Saved data entries
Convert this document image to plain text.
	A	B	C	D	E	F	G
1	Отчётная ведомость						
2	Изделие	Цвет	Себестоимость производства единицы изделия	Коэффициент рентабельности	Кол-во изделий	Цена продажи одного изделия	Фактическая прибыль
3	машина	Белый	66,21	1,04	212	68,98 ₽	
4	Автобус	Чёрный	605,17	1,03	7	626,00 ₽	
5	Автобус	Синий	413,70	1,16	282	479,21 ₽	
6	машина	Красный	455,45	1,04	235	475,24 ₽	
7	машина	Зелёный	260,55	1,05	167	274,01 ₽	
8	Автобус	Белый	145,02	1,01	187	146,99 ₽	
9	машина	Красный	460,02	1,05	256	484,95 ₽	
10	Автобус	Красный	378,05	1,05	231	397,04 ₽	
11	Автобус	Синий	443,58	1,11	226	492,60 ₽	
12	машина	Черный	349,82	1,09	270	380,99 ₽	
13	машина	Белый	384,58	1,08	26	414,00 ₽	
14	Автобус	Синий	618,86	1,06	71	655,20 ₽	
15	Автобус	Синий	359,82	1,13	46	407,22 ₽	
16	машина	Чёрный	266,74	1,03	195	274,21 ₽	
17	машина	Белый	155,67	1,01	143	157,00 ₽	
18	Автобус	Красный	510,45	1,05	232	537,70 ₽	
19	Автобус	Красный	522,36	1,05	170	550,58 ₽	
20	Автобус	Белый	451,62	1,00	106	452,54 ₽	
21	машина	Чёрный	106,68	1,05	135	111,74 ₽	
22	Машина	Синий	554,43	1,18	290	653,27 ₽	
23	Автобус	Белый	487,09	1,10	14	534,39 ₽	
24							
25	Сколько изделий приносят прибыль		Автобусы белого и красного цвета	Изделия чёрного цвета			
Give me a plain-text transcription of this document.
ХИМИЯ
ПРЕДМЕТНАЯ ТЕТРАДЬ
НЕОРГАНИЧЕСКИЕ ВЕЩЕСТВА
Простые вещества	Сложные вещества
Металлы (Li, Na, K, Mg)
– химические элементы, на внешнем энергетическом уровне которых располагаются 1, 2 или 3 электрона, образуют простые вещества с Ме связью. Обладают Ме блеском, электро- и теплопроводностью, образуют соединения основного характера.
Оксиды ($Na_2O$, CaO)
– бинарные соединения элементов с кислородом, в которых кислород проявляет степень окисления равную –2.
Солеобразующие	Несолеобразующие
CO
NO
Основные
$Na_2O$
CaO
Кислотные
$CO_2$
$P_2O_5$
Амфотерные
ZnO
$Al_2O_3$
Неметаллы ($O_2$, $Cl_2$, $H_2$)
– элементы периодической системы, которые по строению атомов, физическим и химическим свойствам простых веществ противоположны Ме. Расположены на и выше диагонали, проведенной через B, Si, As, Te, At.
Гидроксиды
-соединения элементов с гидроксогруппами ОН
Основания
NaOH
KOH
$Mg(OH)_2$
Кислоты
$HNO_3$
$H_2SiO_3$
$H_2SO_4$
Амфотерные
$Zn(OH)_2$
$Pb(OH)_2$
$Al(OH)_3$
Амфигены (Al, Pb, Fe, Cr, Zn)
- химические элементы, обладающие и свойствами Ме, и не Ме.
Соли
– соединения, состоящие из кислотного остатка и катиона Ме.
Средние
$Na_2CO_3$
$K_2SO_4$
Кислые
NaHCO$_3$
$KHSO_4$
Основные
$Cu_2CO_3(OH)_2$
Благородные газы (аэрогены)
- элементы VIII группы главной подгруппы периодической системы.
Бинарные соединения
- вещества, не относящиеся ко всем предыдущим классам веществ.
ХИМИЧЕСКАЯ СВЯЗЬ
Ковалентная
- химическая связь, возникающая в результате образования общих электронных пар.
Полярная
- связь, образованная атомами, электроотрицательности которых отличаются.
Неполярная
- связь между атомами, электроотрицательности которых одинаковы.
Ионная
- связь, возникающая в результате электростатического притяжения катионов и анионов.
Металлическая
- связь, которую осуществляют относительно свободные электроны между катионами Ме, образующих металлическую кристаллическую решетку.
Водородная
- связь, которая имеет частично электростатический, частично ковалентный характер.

Do this | Of the lines in this material, state how many hold the string "document". Write no other words.

Answer in full | 2